━━ Material for this task ━━

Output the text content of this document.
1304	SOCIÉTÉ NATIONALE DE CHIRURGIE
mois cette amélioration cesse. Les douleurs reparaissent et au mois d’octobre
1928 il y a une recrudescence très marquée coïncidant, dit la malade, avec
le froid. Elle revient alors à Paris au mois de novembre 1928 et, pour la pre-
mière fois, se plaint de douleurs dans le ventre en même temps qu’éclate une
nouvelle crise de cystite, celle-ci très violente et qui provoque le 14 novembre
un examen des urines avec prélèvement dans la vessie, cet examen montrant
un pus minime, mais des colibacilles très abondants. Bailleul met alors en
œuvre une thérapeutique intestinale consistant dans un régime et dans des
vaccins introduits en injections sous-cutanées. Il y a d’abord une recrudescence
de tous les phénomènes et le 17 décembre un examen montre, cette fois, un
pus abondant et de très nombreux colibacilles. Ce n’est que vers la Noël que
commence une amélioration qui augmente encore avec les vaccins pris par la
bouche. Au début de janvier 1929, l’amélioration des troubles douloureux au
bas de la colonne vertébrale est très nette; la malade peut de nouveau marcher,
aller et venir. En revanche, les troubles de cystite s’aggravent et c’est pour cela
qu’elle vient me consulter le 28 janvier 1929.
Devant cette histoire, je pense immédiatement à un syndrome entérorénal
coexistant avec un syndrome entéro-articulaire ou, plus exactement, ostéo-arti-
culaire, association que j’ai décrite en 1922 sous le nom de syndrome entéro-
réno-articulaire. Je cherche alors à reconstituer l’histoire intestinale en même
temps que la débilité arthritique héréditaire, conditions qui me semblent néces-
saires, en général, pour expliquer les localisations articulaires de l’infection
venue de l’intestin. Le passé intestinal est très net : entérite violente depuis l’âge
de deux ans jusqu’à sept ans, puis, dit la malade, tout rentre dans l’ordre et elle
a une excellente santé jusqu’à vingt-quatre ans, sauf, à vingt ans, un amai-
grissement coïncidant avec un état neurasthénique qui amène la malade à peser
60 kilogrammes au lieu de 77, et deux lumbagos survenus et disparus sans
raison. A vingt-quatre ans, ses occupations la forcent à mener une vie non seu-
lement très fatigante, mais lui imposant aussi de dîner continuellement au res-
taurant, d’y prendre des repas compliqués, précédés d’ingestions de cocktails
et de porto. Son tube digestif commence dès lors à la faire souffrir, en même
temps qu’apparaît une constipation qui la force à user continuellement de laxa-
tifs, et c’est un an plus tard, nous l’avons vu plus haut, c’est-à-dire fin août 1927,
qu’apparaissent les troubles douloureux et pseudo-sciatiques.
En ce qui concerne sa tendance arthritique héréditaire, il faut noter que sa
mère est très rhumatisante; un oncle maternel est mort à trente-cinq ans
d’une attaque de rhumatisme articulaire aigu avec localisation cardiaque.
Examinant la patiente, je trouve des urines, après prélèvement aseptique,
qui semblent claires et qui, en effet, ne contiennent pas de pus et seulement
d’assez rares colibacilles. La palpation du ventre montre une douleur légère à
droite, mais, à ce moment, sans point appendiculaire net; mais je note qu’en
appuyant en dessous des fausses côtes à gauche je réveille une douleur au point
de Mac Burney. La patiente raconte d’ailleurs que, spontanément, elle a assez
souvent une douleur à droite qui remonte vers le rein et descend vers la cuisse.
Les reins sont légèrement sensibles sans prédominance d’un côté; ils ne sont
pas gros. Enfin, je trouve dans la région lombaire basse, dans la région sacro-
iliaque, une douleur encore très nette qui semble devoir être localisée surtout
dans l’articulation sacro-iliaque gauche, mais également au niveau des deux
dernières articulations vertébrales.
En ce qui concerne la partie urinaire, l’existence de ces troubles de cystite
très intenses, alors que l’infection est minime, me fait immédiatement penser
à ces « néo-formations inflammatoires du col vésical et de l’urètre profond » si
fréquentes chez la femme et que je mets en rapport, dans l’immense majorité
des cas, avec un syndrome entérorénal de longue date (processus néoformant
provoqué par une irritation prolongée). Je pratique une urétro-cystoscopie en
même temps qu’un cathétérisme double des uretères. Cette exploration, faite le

━━━

▸ What to produce
Print the listing above in full, exactly as it is.

▸ Exercise answer
Output the text content of this document.
1304	SOCIÉTÉ NATIONALE DE CHIRURGIE
mois cette amélioration cesse. Les douleurs reparaissent et au mois d’octobre
1928 il y a une recrudescence très marquée coïncidant, dit la malade, avec
le froid. Elle revient alors à Paris au mois de novembre 1928 et, pour la pre-
mière fois, se plaint de douleurs dans le ventre en même temps qu’éclate une
nouvelle crise de cystite, celle-ci très violente et qui provoque le 14 novembre
un examen des urines avec prélèvement dans la vessie, cet examen montrant
un pus minime, mais des colibacilles très abondants. Bailleul met alors en
œuvre une thérapeutique intestinale consistant dans un régime et dans des
vaccins introduits en injections sous-cutanées. Il y a d’abord une recrudescence
de tous les phénomènes et le 17 décembre un examen montre, cette fois, un
pus abondant et de très nombreux colibacilles. Ce n’est que vers la Noël que
commence une amélioration qui augmente encore avec les vaccins pris par la
bouche. Au début de janvier 1929, l’amélioration des troubles douloureux au
bas de la colonne vertébrale est très nette; la malade peut de nouveau marcher,
aller et venir. En revanche, les troubles de cystite s’aggravent et c’est pour cela
qu’elle vient me consulter le 28 janvier 1929.
Devant cette histoire, je pense immédiatement à un syndrome entérorénal
coexistant avec un syndrome entéro-articulaire ou, plus exactement, ostéo-arti-
culaire, association que j’ai décrite en 1922 sous le nom de syndrome entéro-
réno-articulaire. Je cherche alors à reconstituer l’histoire intestinale en même
temps que la débilité arthritique héréditaire, conditions qui me semblent néces-
saires, en général, pour expliquer les localisations articulaires de l’infection
venue de l’intestin. Le passé intestinal est très net : entérite violente depuis l’âge
de deux ans jusqu’à sept ans, puis, dit la malade, tout rentre dans l’ordre et elle
a une excellente santé jusqu’à vingt-quatre ans, sauf, à vingt ans, un amai-
grissement coïncidant avec un état neurasthénique qui amène la malade à peser
60 kilogrammes au lieu de 77, et deux lumbagos survenus et disparus sans
raison. A vingt-quatre ans, ses occupations la forcent à mener une vie non seu-
lement très fatigante, mais lui imposant aussi de dîner continuellement au res-
taurant, d’y prendre des repas compliqués, précédés d’ingestions de cocktails
et de porto. Son tube digestif commence dès lors à la faire souffrir, en même
temps qu’apparaît une constipation qui la force à user continuellement de laxa-
tifs, et c’est un an plus tard, nous l’avons vu plus haut, c’est-à-dire fin août 1927,
qu’apparaissent les troubles douloureux et pseudo-sciatiques.
En ce qui concerne sa tendance arthritique héréditaire, il faut noter que sa
mère est très rhumatisante; un oncle maternel est mort à trente-cinq ans
d’une attaque de rhumatisme articulaire aigu avec localisation cardiaque.
Examinant la patiente, je trouve des urines, après prélèvement aseptique,
qui semblent claires et qui, en effet, ne contiennent pas de pus et seulement
d’assez rares colibacilles. La palpation du ventre montre une douleur légère à
droite, mais, à ce moment, sans point appendiculaire net; mais je note qu’en
appuyant en dessous des fausses côtes à gauche je réveille une douleur au point
de Mac Burney. La patiente raconte d’ailleurs que, spontanément, elle a assez
souvent une douleur à droite qui remonte vers le rein et descend vers la cuisse.
Les reins sont légèrement sensibles sans prédominance d’un côté; ils ne sont
pas gros. Enfin, je trouve dans la région lombaire basse, dans la région sacro-
iliaque, une douleur encore très nette qui semble devoir être localisée surtout
dans l’articulation sacro-iliaque gauche, mais également au niveau des deux
dernières articulations vertébrales.
En ce qui concerne la partie urinaire, l’existence de ces troubles de cystite
très intenses, alors que l’infection est minime, me fait immédiatement penser
à ces « néo-formations inflammatoires du col vésical et de l’urètre profond » si
fréquentes chez la femme et que je mets en rapport, dans l’immense majorité
des cas, avec un syndrome entérorénal de longue date (processus néoformant
provoqué par une irritation prolongée). Je pratique une urétro-cystoscopie en
même temps qu’un cathétérisme double des uretères. Cette exploration, faite le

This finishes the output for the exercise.